EXERCISE DIRECTIONS
Reproduce every line of the material below verbatim, leaving out the pictures.

──────── PROVIDED DATA

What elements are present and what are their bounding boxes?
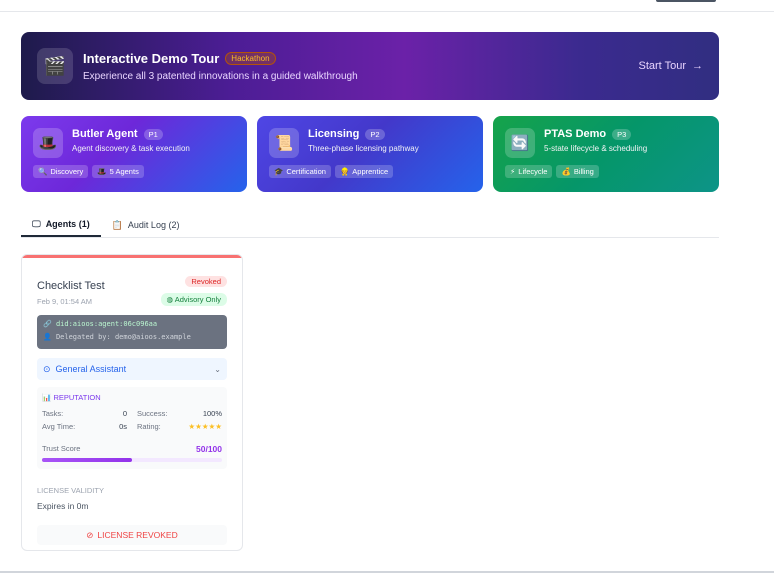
agent-date: Feb 9, 01:54 AM <box>37 297 93 306</box>
role-dropdown[interactable]: ⊙ General Assistant ⌄ <box>37 358 227 380</box>
advisory-badge: ◍ Advisory Only <box>160 293 227 306</box>
user-icon: 👤 <box>43 333 52 341</box>
lightning-icon: ⚡ <box>510 167 516 176</box>
license-revoked-indicator: ⊘ LICENSE REVOKED <box>37 525 227 545</box>
banner-title-row: Interactive Demo Tour Hackathon <box>83 51 639 66</box>
hackathon-badge: Hackathon <box>225 51 276 65</box>
globe-icon: ◍ <box>166 295 174 304</box>
agent-card[interactable]: Checklist Test Feb 9, 01:54 AM Revoked ◍… <box>21 254 243 551</box>
start-tour-button[interactable]: Start Tour → <box>639 60 704 72</box>
header-divider <box>0 11 774 12</box>
status-badge: Revoked <box>185 276 227 287</box>
chip-billing: 💰 Billing <box>556 165 599 178</box>
chart-icon: 📊 <box>42 393 52 402</box>
agent-name: Checklist Test <box>37 280 105 292</box>
chip-apprentice: 👷 Apprentice <box>334 165 394 178</box>
scroll-icon: 📜 <box>269 128 299 158</box>
feature-title: PTAS Demo <box>544 128 607 140</box>
worker-icon: 👷 <box>339 167 350 176</box>
link-icon: 🔗 <box>43 320 52 328</box>
tab-agents[interactable]: 🖵 Agents (1) <box>21 213 101 237</box>
tab-bar: 🖵 Agents (1) 📋 Audit Log (2) <box>21 213 719 238</box>
tab-label: Audit Log (2) <box>127 220 180 230</box>
prohibited-icon: ⊘ <box>86 529 94 540</box>
license-validity-value: Expires in 0m <box>37 501 89 511</box>
top-hat-icon: 🎩 <box>97 167 107 176</box>
tasks-value: 0 <box>122 409 127 418</box>
tab-audit-log[interactable]: 📋 Audit Log (2) <box>101 213 191 237</box>
trust-value: 50/100 <box>196 444 222 454</box>
chip-discovery: 🔍 Discovery <box>33 165 89 178</box>
tab-label: Agents (1) <box>45 219 90 229</box>
banner-text: Interactive Demo Tour Hackathon Experien… <box>83 51 639 82</box>
chip-lifecycle: ⚡ Lifecycle <box>505 165 553 178</box>
cycle-icon: 🔄 <box>505 128 535 158</box>
trust-bar <box>42 458 222 462</box>
money-bag-icon: 💰 <box>561 167 571 176</box>
target-icon: ⊙ <box>43 363 51 374</box>
did-box: 🔗 did:aioos:agent:06c096aa 👤 Delegated b… <box>37 315 227 349</box>
feature-title: Butler Agent <box>72 128 138 140</box>
avg-time-value: 0s <box>119 422 127 431</box>
clipboard-icon: 📋 <box>111 219 123 230</box>
trust-label: Trust Score <box>42 444 81 453</box>
feature-title: Licensing <box>308 128 360 140</box>
chevron-down-icon: ⌄ <box>214 364 221 374</box>
clapperboard-icon: 🎬 <box>37 48 73 84</box>
banner-title: Interactive Demo Tour <box>83 50 220 66</box>
feature-card-butler-agent[interactable]: 🎩 Butler Agent P1 Agent discovery & task… <box>21 116 247 192</box>
chip-agents: 🎩 5 Agents <box>92 165 144 178</box>
chip-certification: 🎓 Certification <box>269 165 331 178</box>
reputation-panel: 📊 REPUTATION Tasks: 0 Success: 100% Avg Ti… <box>37 387 227 469</box>
reputation-title: REPUTATION <box>53 393 101 402</box>
demo-tour-banner: 🎬 Interactive Demo Tour Hackathon Experi… <box>21 32 719 100</box>
feature-subtitle: 5-state lifecycle & scheduling <box>544 144 648 153</box>
arrow-right-icon: → <box>692 60 703 72</box>
start-tour-label: Start Tour <box>638 60 687 72</box>
top-hat-icon: 🎩 <box>33 128 63 158</box>
patent-badge: P1 <box>143 128 163 140</box>
graduation-cap-icon: 🎓 <box>274 167 284 176</box>
header-button-edge[interactable] <box>656 0 716 2</box>
delegated-by: Delegated by: demo@aioos.example <box>55 333 191 341</box>
feature-subtitle: Three-phase licensing pathway <box>308 144 419 153</box>
patent-badge: P3 <box>612 128 632 140</box>
success-value: 100% <box>202 409 222 418</box>
role-label: General Assistant <box>55 364 127 374</box>
feature-card-licensing[interactable]: 📜 Licensing P2 Three-phase licensing pat… <box>257 116 483 192</box>
rating-stars: ★★★★★ <box>188 422 222 431</box>
trust-bar-fill <box>42 458 132 462</box>
page: 🎬 Interactive Demo Tour Hackathon Experi… <box>0 0 774 573</box>
feature-card-ptas-demo[interactable]: 🔄 PTAS Demo P3 5-state lifecycle & sched… <box>493 116 719 192</box>
magnifier-icon: 🔍 <box>38 167 48 176</box>
agent-did[interactable]: did:aioos:agent:06c096aa <box>56 320 157 328</box>
patent-badge: P2 <box>365 128 385 140</box>
banner-subtitle: Experience all 3 patented innovations in… <box>83 70 358 82</box>
monitor-icon: 🖵 <box>32 218 41 229</box>
license-validity-label: LICENSE VALIDITY <box>37 486 104 495</box>
feature-subtitle: Agent discovery & task execution <box>72 144 190 153</box>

────────────────

CORRECT RESULT
What elements are present and what are their bounding boxes?
agent-date: Feb 9, 01:54 AM <box>37 297 93 306</box>
role-dropdown[interactable]: ⊙ General Assistant ⌄ <box>37 358 227 380</box>
advisory-badge: ◍ Advisory Only <box>160 293 227 306</box>
user-icon: 👤 <box>43 333 52 341</box>
lightning-icon: ⚡ <box>510 167 516 176</box>
license-revoked-indicator: ⊘ LICENSE REVOKED <box>37 525 227 545</box>
banner-title-row: Interactive Demo Tour Hackathon <box>83 51 639 66</box>
hackathon-badge: Hackathon <box>225 51 276 65</box>
globe-icon: ◍ <box>166 295 174 304</box>
agent-card[interactable]: Checklist Test Feb 9, 01:54 AM Revoked ◍… <box>21 254 243 551</box>
start-tour-button[interactable]: Start Tour → <box>639 60 704 72</box>
header-divider <box>0 11 774 12</box>
status-badge: Revoked <box>185 276 227 287</box>
chip-billing: 💰 Billing <box>556 165 599 178</box>
chart-icon: 📊 <box>42 393 52 402</box>
agent-name: Checklist Test <box>37 280 105 292</box>
chip-apprentice: 👷 Apprentice <box>334 165 394 178</box>
scroll-icon: 📜 <box>269 128 299 158</box>
feature-title: PTAS Demo <box>544 128 607 140</box>
worker-icon: 👷 <box>339 167 350 176</box>
link-icon: 🔗 <box>43 320 52 328</box>
tab-agents[interactable]: 🖵 Agents (1) <box>21 213 101 237</box>
tab-bar: 🖵 Agents (1) 📋 Audit Log (2) <box>21 213 719 238</box>
tab-label: Audit Log (2) <box>127 220 180 230</box>
prohibited-icon: ⊘ <box>86 529 94 540</box>
license-validity-value: Expires in 0m <box>37 501 89 511</box>
top-hat-icon: 🎩 <box>97 167 107 176</box>
tasks-value: 0 <box>122 409 127 418</box>
tab-audit-log[interactable]: 📋 Audit Log (2) <box>101 213 191 237</box>
trust-value: 50/100 <box>196 444 222 454</box>
chip-discovery: 🔍 Discovery <box>33 165 89 178</box>
tab-label: Agents (1) <box>45 219 90 229</box>
banner-text: Interactive Demo Tour Hackathon Experien… <box>83 51 639 82</box>
chip-lifecycle: ⚡ Lifecycle <box>505 165 553 178</box>
cycle-icon: 🔄 <box>505 128 535 158</box>
trust-bar <box>42 458 222 462</box>
money-bag-icon: 💰 <box>561 167 571 176</box>
target-icon: ⊙ <box>43 363 51 374</box>
did-box: 🔗 did:aioos:agent:06c096aa 👤 Delegated b… <box>37 315 227 349</box>
feature-title: Butler Agent <box>72 128 138 140</box>
avg-time-value: 0s <box>119 422 127 431</box>
clipboard-icon: 📋 <box>111 219 123 230</box>
trust-label: Trust Score <box>42 444 81 453</box>
feature-title: Licensing <box>308 128 360 140</box>
chevron-down-icon: ⌄ <box>214 364 221 374</box>
clapperboard-icon: 🎬 <box>37 48 73 84</box>
banner-title: Interactive Demo Tour <box>83 50 220 66</box>
feature-card-butler-agent[interactable]: 🎩 Butler Agent P1 Agent discovery & task… <box>21 116 247 192</box>
chip-agents: 🎩 5 Agents <box>92 165 144 178</box>
chip-certification: 🎓 Certification <box>269 165 331 178</box>
reputation-panel: 📊 REPUTATION Tasks: 0 Success: 100% Avg Ti… <box>37 387 227 469</box>
reputation-title: REPUTATION <box>53 393 101 402</box>
demo-tour-banner: 🎬 Interactive Demo Tour Hackathon Experi… <box>21 32 719 100</box>
feature-subtitle: 5-state lifecycle & scheduling <box>544 144 648 153</box>
arrow-right-icon: → <box>692 60 703 72</box>
start-tour-label: Start Tour <box>638 60 687 72</box>
top-hat-icon: 🎩 <box>33 128 63 158</box>
patent-badge: P1 <box>143 128 163 140</box>
graduation-cap-icon: 🎓 <box>274 167 284 176</box>
header-button-edge[interactable] <box>656 0 716 2</box>
delegated-by: Delegated by: demo@aioos.example <box>55 333 191 341</box>
feature-subtitle: Three-phase licensing pathway <box>308 144 419 153</box>
patent-badge: P3 <box>612 128 632 140</box>
success-value: 100% <box>202 409 222 418</box>
role-label: General Assistant <box>55 364 127 374</box>
feature-card-licensing[interactable]: 📜 Licensing P2 Three-phase licensing pat… <box>257 116 483 192</box>
rating-stars: ★★★★★ <box>188 422 222 431</box>
trust-bar-fill <box>42 458 132 462</box>
page: 🎬 Interactive Demo Tour Hackathon Experi… <box>0 0 774 573</box>
feature-card-ptas-demo[interactable]: 🔄 PTAS Demo P3 5-state lifecycle & sched… <box>493 116 719 192</box>
magnifier-icon: 🔍 <box>38 167 48 176</box>
agent-did[interactable]: did:aioos:agent:06c096aa <box>56 320 157 328</box>
patent-badge: P2 <box>365 128 385 140</box>
banner-subtitle: Experience all 3 patented innovations in… <box>83 70 358 82</box>
monitor-icon: 🖵 <box>32 218 41 229</box>
license-validity-label: LICENSE VALIDITY <box>37 486 104 495</box>
feature-subtitle: Agent discovery & task execution <box>72 144 190 153</box>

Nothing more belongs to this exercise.